* start Data entries *

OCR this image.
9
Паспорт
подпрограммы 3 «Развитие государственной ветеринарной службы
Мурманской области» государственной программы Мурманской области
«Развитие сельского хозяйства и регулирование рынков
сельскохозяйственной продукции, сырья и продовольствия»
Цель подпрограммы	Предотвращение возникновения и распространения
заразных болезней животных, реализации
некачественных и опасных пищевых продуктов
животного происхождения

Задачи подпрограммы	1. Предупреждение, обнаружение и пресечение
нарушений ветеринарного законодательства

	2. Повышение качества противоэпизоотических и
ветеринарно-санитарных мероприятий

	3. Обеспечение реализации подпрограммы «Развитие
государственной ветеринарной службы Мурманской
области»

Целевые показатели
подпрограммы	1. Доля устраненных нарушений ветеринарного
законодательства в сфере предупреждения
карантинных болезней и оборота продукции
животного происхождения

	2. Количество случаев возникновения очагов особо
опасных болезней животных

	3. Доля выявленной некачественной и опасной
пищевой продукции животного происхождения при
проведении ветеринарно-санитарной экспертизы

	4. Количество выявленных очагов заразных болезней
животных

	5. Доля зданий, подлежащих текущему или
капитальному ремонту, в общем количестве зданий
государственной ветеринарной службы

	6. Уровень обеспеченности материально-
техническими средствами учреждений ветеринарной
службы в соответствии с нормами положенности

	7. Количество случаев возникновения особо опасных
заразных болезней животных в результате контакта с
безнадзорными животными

* end Data entries *

* Challenge: Write down all the entries again without a single difference.

* Correct output:
OCR this image.
9
Паспорт
подпрограммы 3 «Развитие государственной ветеринарной службы
Мурманской области» государственной программы Мурманской области
«Развитие сельского хозяйства и регулирование рынков
сельскохозяйственной продукции, сырья и продовольствия»
Цель подпрограммы	Предотвращение возникновения и распространения
заразных болезней животных, реализации
некачественных и опасных пищевых продуктов
животного происхождения

Задачи подпрограммы	1. Предупреждение, обнаружение и пресечение
нарушений ветеринарного законодательства

	2. Повышение качества противоэпизоотических и
ветеринарно-санитарных мероприятий

	3. Обеспечение реализации подпрограммы «Развитие
государственной ветеринарной службы Мурманской
области»

Целевые показатели
подпрограммы	1. Доля устраненных нарушений ветеринарного
законодательства в сфере предупреждения
карантинных болезней и оборота продукции
животного происхождения

	2. Количество случаев возникновения очагов особо
опасных болезней животных

	3. Доля выявленной некачественной и опасной
пищевой продукции животного происхождения при
проведении ветеринарно-санитарной экспертизы

	4. Количество выявленных очагов заразных болезней
животных

	5. Доля зданий, подлежащих текущему или
капитальному ремонту, в общем количестве зданий
государственной ветеринарной службы

	6. Уровень обеспеченности материально-
техническими средствами учреждений ветеринарной
службы в соответствии с нормами положенности

	7. Количество случаев возникновения особо опасных
заразных болезней животных в результате контакта с
безнадзорными животными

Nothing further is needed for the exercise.